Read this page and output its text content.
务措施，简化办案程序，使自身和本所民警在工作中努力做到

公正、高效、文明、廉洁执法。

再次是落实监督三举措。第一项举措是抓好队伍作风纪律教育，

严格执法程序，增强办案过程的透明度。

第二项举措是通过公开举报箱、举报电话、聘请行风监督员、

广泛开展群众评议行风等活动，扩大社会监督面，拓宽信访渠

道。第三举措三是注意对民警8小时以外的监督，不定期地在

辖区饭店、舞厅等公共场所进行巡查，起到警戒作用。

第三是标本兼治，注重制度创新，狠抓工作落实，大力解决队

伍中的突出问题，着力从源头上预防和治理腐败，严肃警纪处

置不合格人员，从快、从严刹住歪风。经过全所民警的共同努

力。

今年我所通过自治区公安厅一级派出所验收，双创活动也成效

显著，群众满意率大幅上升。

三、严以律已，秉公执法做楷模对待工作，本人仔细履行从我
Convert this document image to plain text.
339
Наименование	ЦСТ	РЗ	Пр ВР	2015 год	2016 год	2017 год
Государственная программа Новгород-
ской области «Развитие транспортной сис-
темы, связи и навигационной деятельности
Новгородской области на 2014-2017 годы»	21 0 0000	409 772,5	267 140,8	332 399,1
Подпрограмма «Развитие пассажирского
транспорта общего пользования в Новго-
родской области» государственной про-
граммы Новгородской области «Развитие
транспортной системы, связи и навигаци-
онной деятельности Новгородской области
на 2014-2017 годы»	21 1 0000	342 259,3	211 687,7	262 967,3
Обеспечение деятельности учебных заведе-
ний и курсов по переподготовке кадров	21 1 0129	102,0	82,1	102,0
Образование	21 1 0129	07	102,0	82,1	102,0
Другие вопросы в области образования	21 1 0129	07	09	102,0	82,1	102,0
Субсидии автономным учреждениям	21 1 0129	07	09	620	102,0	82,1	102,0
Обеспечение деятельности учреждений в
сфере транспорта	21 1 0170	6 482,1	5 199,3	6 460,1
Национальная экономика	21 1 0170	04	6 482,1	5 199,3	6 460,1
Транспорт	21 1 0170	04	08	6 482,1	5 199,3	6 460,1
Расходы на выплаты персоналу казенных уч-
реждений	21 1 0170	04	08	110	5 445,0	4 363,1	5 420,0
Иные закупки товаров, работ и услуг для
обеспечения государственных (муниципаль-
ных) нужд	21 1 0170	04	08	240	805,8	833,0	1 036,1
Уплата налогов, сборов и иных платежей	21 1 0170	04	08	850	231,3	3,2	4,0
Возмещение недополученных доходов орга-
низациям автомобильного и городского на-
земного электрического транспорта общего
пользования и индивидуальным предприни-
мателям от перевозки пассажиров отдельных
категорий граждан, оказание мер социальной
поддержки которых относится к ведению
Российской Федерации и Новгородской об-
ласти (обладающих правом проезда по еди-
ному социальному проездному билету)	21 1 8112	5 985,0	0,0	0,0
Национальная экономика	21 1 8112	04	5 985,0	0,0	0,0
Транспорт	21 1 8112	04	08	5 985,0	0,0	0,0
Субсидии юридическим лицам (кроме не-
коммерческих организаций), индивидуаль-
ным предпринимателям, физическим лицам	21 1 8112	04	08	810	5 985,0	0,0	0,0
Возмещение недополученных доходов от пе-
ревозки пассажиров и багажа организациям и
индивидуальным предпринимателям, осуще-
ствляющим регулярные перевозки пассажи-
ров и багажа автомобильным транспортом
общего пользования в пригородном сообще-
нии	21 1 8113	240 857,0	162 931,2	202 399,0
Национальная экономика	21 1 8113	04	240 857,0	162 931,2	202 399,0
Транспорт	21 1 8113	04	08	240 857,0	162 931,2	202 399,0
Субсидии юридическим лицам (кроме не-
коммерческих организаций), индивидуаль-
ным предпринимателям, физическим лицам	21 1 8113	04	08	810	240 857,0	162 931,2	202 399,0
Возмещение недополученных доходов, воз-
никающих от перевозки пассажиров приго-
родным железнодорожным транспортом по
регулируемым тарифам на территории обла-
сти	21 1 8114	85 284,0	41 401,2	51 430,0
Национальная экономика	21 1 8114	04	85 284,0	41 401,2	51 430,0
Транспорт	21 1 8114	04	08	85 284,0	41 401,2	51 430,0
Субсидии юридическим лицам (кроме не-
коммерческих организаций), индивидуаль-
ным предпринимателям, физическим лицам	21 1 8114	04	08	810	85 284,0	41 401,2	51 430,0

****

Requirement –
Please reproduce each line exactly as written.

Response below –
Read this page and output its text content.
务措施，简化办案程序，使自身和本所民警在工作中努力做到

公正、高效、文明、廉洁执法。

再次是落实监督三举措。第一项举措是抓好队伍作风纪律教育，

严格执法程序，增强办案过程的透明度。

第二项举措是通过公开举报箱、举报电话、聘请行风监督员、

广泛开展群众评议行风等活动，扩大社会监督面，拓宽信访渠

道。第三举措三是注意对民警8小时以外的监督，不定期地在

辖区饭店、舞厅等公共场所进行巡查，起到警戒作用。

第三是标本兼治，注重制度创新，狠抓工作落实，大力解决队

伍中的突出问题，着力从源头上预防和治理腐败，严肃警纪处

置不合格人员，从快、从严刹住歪风。经过全所民警的共同努

力。

今年我所通过自治区公安厅一级派出所验收，双创活动也成效

显著，群众满意率大幅上升。

三、严以律已，秉公执法做楷模对待工作，本人仔细履行从我
Convert this document image to plain text.
339
Наименование	ЦСТ	РЗ	Пр ВР	2015 год	2016 год	2017 год
Государственная программа Новгород-
ской области «Развитие транспортной сис-
темы, связи и навигационной деятельности
Новгородской области на 2014-2017 годы»	21 0 0000	409 772,5	267 140,8	332 399,1
Подпрограмма «Развитие пассажирского
транспорта общего пользования в Новго-
родской области» государственной про-
граммы Новгородской области «Развитие
транспортной системы, связи и навигаци-
онной деятельности Новгородской области
на 2014-2017 годы»	21 1 0000	342 259,3	211 687,7	262 967,3
Обеспечение деятельности учебных заведе-
ний и курсов по переподготовке кадров	21 1 0129	102,0	82,1	102,0
Образование	21 1 0129	07	102,0	82,1	102,0
Другие вопросы в области образования	21 1 0129	07	09	102,0	82,1	102,0
Субсидии автономным учреждениям	21 1 0129	07	09	620	102,0	82,1	102,0
Обеспечение деятельности учреждений в
сфере транспорта	21 1 0170	6 482,1	5 199,3	6 460,1
Национальная экономика	21 1 0170	04	6 482,1	5 199,3	6 460,1
Транспорт	21 1 0170	04	08	6 482,1	5 199,3	6 460,1
Расходы на выплаты персоналу казенных уч-
реждений	21 1 0170	04	08	110	5 445,0	4 363,1	5 420,0
Иные закупки товаров, работ и услуг для
обеспечения государственных (муниципаль-
ных) нужд	21 1 0170	04	08	240	805,8	833,0	1 036,1
Уплата налогов, сборов и иных платежей	21 1 0170	04	08	850	231,3	3,2	4,0
Возмещение недополученных доходов орга-
низациям автомобильного и городского на-
земного электрического транспорта общего
пользования и индивидуальным предприни-
мателям от перевозки пассажиров отдельных
категорий граждан, оказание мер социальной
поддержки которых относится к ведению
Российской Федерации и Новгородской об-
ласти (обладающих правом проезда по еди-
ному социальному проездному билету)	21 1 8112	5 985,0	0,0	0,0
Национальная экономика	21 1 8112	04	5 985,0	0,0	0,0
Транспорт	21 1 8112	04	08	5 985,0	0,0	0,0
Субсидии юридическим лицам (кроме не-
коммерческих организаций), индивидуаль-
ным предпринимателям, физическим лицам	21 1 8112	04	08	810	5 985,0	0,0	0,0
Возмещение недополученных доходов от пе-
ревозки пассажиров и багажа организациям и
индивидуальным предпринимателям, осуще-
ствляющим регулярные перевозки пассажи-
ров и багажа автомобильным транспортом
общего пользования в пригородном сообще-
нии	21 1 8113	240 857,0	162 931,2	202 399,0
Национальная экономика	21 1 8113	04	240 857,0	162 931,2	202 399,0
Транспорт	21 1 8113	04	08	240 857,0	162 931,2	202 399,0
Субсидии юридическим лицам (кроме не-
коммерческих организаций), индивидуаль-
ным предпринимателям, физическим лицам	21 1 8113	04	08	810	240 857,0	162 931,2	202 399,0
Возмещение недополученных доходов, воз-
никающих от перевозки пассажиров приго-
родным железнодорожным транспортом по
регулируемым тарифам на территории обла-
сти	21 1 8114	85 284,0	41 401,2	51 430,0
Национальная экономика	21 1 8114	04	85 284,0	41 401,2	51 430,0
Транспорт	21 1 8114	04	08	85 284,0	41 401,2	51 430,0
Субсидии юридическим лицам (кроме не-
коммерческих организаций), индивидуаль-
ным предпринимателям, физическим лицам	21 1 8114	04	08	810	85 284,0	41 401,2	51 430,0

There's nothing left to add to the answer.